BEGIN Given data

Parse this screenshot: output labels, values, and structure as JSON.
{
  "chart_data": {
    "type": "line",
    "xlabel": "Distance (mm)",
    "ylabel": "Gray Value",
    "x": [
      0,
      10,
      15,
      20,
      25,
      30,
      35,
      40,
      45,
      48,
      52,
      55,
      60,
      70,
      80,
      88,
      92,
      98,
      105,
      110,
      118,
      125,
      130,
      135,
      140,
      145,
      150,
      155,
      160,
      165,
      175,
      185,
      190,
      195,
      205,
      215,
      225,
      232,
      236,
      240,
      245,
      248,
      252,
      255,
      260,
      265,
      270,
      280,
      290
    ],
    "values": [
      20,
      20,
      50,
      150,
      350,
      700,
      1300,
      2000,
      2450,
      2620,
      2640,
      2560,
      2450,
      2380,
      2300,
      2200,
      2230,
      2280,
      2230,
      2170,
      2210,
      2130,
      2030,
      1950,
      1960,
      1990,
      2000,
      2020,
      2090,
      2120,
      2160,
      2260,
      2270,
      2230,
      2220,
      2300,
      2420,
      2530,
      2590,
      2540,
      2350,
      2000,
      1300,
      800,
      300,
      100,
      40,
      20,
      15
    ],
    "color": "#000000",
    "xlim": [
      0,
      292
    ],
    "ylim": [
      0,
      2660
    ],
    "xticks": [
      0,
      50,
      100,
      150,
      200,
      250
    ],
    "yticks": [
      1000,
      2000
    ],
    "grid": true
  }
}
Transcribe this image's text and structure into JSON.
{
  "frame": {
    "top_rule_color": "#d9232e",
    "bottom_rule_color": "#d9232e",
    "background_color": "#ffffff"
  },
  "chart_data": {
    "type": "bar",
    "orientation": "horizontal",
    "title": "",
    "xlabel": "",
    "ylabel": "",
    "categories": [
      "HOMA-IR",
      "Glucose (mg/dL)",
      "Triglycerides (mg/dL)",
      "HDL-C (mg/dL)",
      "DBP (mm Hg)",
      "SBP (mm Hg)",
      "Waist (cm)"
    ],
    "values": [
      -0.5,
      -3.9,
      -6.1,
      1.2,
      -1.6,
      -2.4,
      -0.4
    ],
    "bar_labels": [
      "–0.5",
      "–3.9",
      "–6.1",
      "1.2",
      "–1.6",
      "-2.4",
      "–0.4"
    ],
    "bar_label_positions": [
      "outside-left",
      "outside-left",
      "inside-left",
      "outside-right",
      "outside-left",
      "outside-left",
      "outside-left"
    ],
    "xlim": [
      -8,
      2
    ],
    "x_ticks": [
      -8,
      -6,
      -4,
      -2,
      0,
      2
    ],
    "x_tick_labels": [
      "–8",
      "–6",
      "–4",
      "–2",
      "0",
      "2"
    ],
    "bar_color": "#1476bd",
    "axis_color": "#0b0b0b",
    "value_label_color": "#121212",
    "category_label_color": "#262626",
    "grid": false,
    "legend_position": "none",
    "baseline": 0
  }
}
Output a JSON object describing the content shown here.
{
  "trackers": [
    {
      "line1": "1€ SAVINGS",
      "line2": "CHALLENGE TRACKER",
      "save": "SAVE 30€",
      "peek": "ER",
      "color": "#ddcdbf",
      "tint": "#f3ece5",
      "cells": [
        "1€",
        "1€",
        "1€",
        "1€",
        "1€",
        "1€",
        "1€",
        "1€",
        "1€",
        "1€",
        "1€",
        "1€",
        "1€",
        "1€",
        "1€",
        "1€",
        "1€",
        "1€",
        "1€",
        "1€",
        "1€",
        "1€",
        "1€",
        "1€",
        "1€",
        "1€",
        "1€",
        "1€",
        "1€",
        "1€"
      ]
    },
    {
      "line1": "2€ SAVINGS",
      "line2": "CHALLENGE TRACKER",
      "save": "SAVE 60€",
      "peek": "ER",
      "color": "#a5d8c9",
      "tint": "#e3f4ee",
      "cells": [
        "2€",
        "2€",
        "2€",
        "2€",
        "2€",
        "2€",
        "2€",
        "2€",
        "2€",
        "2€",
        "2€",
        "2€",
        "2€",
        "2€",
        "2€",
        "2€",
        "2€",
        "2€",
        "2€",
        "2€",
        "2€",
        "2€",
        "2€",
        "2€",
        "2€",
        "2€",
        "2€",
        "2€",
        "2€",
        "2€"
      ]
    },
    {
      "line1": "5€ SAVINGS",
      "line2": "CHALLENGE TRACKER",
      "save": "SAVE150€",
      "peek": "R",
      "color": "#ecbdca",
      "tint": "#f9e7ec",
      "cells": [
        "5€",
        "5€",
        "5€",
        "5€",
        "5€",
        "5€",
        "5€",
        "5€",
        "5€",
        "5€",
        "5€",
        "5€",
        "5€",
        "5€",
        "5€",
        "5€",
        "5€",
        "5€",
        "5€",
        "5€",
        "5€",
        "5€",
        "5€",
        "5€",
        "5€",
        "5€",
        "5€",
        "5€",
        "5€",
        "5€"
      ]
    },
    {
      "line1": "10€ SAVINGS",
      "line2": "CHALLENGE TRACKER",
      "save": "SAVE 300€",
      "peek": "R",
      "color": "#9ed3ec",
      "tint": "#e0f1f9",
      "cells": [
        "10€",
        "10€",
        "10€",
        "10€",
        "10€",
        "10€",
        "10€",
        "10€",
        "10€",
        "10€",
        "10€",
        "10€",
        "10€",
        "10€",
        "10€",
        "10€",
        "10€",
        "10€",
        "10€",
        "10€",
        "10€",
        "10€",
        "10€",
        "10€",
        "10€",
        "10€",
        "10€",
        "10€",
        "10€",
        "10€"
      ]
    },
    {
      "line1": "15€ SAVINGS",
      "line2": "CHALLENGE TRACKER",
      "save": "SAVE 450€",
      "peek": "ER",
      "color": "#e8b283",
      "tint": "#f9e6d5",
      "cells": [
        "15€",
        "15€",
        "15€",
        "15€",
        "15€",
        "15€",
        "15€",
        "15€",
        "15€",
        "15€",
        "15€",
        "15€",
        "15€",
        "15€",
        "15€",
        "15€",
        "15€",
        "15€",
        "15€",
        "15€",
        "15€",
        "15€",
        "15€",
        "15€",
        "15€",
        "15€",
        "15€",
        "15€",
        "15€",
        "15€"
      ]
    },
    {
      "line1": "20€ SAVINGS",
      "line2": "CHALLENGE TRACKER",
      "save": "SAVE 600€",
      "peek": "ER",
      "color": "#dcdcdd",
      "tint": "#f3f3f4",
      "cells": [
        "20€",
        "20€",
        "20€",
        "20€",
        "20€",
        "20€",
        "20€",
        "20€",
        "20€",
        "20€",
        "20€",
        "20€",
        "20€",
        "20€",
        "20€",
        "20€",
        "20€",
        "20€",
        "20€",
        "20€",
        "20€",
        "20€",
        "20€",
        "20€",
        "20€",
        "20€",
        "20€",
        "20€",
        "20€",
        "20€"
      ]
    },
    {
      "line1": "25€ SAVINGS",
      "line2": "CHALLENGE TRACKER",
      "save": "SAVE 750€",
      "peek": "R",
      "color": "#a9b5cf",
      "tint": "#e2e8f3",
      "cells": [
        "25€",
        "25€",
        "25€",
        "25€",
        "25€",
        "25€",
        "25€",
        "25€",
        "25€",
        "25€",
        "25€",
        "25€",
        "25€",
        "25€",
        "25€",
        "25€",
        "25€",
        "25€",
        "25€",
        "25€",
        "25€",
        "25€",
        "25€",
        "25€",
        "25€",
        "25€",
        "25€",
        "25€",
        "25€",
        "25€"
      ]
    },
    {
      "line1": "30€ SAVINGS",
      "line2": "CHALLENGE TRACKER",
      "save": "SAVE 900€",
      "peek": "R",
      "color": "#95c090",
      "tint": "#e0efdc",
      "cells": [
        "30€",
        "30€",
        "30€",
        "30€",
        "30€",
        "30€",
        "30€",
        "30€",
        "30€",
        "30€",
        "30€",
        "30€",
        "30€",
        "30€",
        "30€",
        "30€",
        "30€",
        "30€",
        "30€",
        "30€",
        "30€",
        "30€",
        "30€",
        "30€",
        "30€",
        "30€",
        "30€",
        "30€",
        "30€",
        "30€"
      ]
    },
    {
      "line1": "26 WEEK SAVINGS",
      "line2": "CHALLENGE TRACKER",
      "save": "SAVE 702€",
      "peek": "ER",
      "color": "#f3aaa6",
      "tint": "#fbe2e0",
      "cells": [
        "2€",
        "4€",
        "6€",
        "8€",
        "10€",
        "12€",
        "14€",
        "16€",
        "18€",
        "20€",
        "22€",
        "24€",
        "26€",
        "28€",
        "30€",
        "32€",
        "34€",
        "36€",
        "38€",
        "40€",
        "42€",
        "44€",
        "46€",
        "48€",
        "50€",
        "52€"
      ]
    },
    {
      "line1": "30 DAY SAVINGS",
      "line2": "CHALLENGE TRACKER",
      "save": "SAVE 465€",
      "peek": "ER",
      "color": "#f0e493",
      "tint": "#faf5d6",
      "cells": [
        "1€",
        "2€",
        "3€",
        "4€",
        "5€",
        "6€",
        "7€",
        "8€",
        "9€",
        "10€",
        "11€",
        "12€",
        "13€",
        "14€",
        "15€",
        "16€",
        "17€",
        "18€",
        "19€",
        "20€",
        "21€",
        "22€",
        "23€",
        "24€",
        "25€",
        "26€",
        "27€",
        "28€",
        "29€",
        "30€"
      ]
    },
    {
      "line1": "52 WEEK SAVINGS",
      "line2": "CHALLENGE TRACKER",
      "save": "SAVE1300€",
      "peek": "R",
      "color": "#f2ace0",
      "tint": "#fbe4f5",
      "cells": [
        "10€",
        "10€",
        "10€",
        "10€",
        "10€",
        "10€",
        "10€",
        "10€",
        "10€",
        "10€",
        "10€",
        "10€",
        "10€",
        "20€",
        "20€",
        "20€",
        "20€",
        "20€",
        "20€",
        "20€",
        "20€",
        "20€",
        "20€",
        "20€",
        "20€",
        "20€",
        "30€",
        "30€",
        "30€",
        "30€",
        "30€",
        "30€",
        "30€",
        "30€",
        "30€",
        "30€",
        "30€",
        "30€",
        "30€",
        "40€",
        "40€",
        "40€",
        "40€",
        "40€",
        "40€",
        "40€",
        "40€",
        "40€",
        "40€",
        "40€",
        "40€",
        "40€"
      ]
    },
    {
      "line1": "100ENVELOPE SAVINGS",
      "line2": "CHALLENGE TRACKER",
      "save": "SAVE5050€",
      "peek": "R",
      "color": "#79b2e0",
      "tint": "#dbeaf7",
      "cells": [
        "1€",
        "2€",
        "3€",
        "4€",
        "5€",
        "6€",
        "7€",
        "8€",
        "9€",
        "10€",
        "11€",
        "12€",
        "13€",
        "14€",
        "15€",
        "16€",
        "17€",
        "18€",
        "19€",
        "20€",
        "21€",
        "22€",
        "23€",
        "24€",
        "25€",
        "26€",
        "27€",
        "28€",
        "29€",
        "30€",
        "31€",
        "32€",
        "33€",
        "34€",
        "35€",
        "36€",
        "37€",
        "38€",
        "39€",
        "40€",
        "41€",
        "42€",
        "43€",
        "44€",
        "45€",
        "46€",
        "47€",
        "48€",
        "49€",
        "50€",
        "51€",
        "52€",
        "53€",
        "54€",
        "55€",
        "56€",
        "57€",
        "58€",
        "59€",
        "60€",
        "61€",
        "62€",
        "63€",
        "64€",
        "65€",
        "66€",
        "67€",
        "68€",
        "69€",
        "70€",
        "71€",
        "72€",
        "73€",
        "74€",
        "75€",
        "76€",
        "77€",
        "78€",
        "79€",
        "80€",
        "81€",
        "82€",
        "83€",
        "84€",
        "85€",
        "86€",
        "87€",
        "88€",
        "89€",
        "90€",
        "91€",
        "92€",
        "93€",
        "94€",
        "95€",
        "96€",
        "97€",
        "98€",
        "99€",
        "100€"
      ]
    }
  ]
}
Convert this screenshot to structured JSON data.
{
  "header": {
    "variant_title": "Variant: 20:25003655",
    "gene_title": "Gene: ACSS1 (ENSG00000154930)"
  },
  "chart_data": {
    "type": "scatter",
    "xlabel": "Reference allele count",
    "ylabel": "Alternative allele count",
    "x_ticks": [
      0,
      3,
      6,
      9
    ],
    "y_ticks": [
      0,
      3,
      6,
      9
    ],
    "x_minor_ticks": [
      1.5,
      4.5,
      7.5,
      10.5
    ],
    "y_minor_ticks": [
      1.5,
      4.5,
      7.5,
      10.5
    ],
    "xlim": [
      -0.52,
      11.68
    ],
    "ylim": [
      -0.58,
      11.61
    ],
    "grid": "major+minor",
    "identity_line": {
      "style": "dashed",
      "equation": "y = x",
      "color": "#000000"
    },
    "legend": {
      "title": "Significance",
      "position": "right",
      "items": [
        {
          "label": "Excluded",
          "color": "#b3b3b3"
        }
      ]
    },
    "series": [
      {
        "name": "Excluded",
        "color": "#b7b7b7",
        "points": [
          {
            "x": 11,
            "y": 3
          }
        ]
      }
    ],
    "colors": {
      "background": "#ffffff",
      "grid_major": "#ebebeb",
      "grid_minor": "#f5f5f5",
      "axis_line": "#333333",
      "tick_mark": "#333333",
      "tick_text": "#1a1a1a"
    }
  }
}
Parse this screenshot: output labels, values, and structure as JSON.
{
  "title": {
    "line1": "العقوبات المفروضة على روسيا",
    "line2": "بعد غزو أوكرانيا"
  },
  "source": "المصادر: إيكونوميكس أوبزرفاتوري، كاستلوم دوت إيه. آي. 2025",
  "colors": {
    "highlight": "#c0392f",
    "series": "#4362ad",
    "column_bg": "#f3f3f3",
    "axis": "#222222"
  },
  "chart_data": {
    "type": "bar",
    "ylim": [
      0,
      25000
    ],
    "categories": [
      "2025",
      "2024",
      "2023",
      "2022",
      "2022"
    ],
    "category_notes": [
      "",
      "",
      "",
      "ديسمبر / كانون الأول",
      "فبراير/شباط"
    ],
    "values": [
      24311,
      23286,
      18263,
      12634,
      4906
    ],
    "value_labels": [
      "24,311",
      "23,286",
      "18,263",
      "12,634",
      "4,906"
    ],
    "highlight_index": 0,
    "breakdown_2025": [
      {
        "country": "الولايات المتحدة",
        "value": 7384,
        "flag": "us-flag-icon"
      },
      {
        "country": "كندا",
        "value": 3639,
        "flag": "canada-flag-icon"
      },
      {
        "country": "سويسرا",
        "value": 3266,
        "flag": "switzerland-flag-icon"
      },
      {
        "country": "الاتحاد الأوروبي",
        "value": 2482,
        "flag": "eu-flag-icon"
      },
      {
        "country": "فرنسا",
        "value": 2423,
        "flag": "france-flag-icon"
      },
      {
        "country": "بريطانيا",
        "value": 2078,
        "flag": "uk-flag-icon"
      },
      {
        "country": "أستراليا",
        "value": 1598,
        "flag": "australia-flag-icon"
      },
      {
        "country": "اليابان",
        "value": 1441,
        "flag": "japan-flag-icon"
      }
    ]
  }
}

END Given data

Each line that has the word "save" should be copied.

      "save": "SAVE 30€",
      "save": "SAVE 60€",
      "save": "SAVE150€",
      "save": "SAVE 300€",
      "save": "SAVE 450€",
      "save": "SAVE 600€",
      "save": "SAVE 750€",
      "save": "SAVE 900€",
      "save": "SAVE 702€",
      "save": "SAVE 465€",
      "save": "SAVE1300€",
      "save": "SAVE5050€",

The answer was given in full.